Faithfully return all lines, omitting every embedded picture.

--------------------------------------------------

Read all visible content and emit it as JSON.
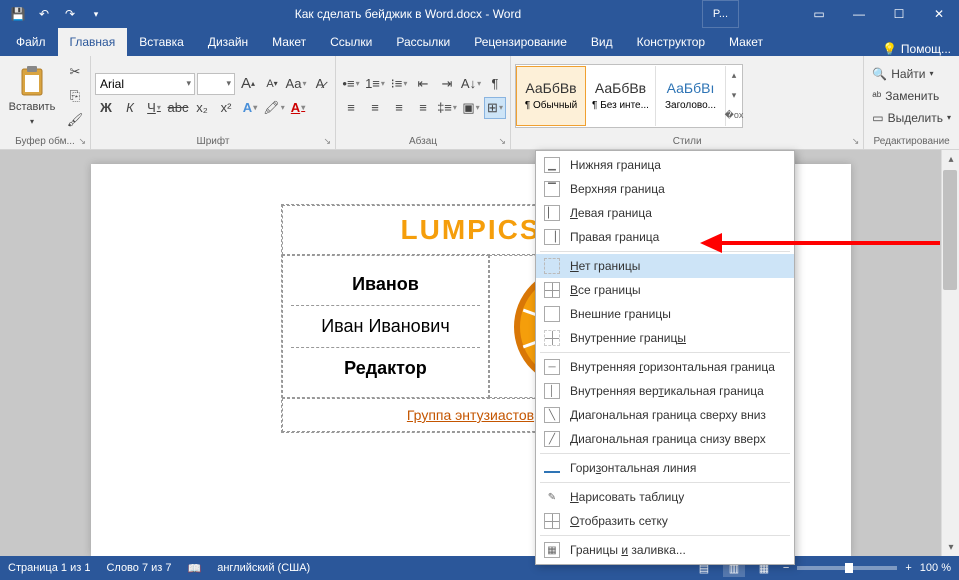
{
  "title": "Как сделать бейджик в Word.docx - Word",
  "user_label": "P...",
  "tabs": {
    "file": "Файл",
    "home": "Главная",
    "insert": "Вставка",
    "design": "Дизайн",
    "layout": "Макет",
    "references": "Ссылки",
    "mailings": "Рассылки",
    "review": "Рецензирование",
    "view": "Вид",
    "table_design": "Конструктор",
    "table_layout": "Макет",
    "tell_me": "Помощ..."
  },
  "ribbon": {
    "clipboard": {
      "paste": "Вставить",
      "label": "Буфер обм..."
    },
    "font": {
      "name": "Arial",
      "size": "",
      "label": "Шрифт",
      "bold": "Ж",
      "italic": "К",
      "underline": "Ч",
      "strike": "abc",
      "sub": "x₂",
      "sup": "x²",
      "grow": "A",
      "shrink": "A",
      "case": "Aa",
      "clear": "A"
    },
    "paragraph": {
      "label": "Абзац"
    },
    "styles": {
      "label": "Стили",
      "preview1": "АаБбВв",
      "name1": "¶ Обычный",
      "preview2": "АаБбВв",
      "name2": "¶ Без инте...",
      "preview3": "АаБбВı",
      "name3": "Заголово..."
    },
    "editing": {
      "label": "Редактирование",
      "find": "Найти",
      "replace": "Заменить",
      "select": "Выделить"
    }
  },
  "document": {
    "brand": "LUMPICS",
    "surname": "Иванов",
    "name": "Иван Иванович",
    "role": "Редактор",
    "link": "Группа энтузиастов"
  },
  "borders_menu": [
    "Нижняя граница",
    "Верхняя граница",
    "Левая граница",
    "Правая граница",
    "Нет границы",
    "Все границы",
    "Внешние границы",
    "Внутренние границы",
    "Внутренняя горизонтальная граница",
    "Внутренняя вертикальная граница",
    "Диагональная граница сверху вниз",
    "Диагональная граница снизу вверх",
    "Горизонтальная линия",
    "Нарисовать таблицу",
    "Отобразить сетку",
    "Границы и заливка..."
  ],
  "status": {
    "page": "Страница 1 из 1",
    "words": "Слово 7 из 7",
    "lang": "английский (США)",
    "zoom": "100 %"
  }
}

--------------------------------------------------

- Response to the exercise
Read all visible content and emit it as JSON.
{
  "title": "Как сделать бейджик в Word.docx - Word",
  "user_label": "P...",
  "tabs": {
    "file": "Файл",
    "home": "Главная",
    "insert": "Вставка",
    "design": "Дизайн",
    "layout": "Макет",
    "references": "Ссылки",
    "mailings": "Рассылки",
    "review": "Рецензирование",
    "view": "Вид",
    "table_design": "Конструктор",
    "table_layout": "Макет",
    "tell_me": "Помощ..."
  },
  "ribbon": {
    "clipboard": {
      "paste": "Вставить",
      "label": "Буфер обм..."
    },
    "font": {
      "name": "Arial",
      "size": "",
      "label": "Шрифт",
      "bold": "Ж",
      "italic": "К",
      "underline": "Ч",
      "strike": "abc",
      "sub": "x₂",
      "sup": "x²",
      "grow": "A",
      "shrink": "A",
      "case": "Aa",
      "clear": "A"
    },
    "paragraph": {
      "label": "Абзац"
    },
    "styles": {
      "label": "Стили",
      "preview1": "АаБбВв",
      "name1": "¶ Обычный",
      "preview2": "АаБбВв",
      "name2": "¶ Без инте...",
      "preview3": "АаБбВı",
      "name3": "Заголово..."
    },
    "editing": {
      "label": "Редактирование",
      "find": "Найти",
      "replace": "Заменить",
      "select": "Выделить"
    }
  },
  "document": {
    "brand": "LUMPICS",
    "surname": "Иванов",
    "name": "Иван Иванович",
    "role": "Редактор",
    "link": "Группа энтузиастов"
  },
  "borders_menu": [
    "Нижняя граница",
    "Верхняя граница",
    "Левая граница",
    "Правая граница",
    "Нет границы",
    "Все границы",
    "Внешние границы",
    "Внутренние границы",
    "Внутренняя горизонтальная граница",
    "Внутренняя вертикальная граница",
    "Диагональная граница сверху вниз",
    "Диагональная граница снизу вверх",
    "Горизонтальная линия",
    "Нарисовать таблицу",
    "Отобразить сетку",
    "Границы и заливка..."
  ],
  "status": {
    "page": "Страница 1 из 1",
    "words": "Слово 7 из 7",
    "lang": "английский (США)",
    "zoom": "100 %"
  }
}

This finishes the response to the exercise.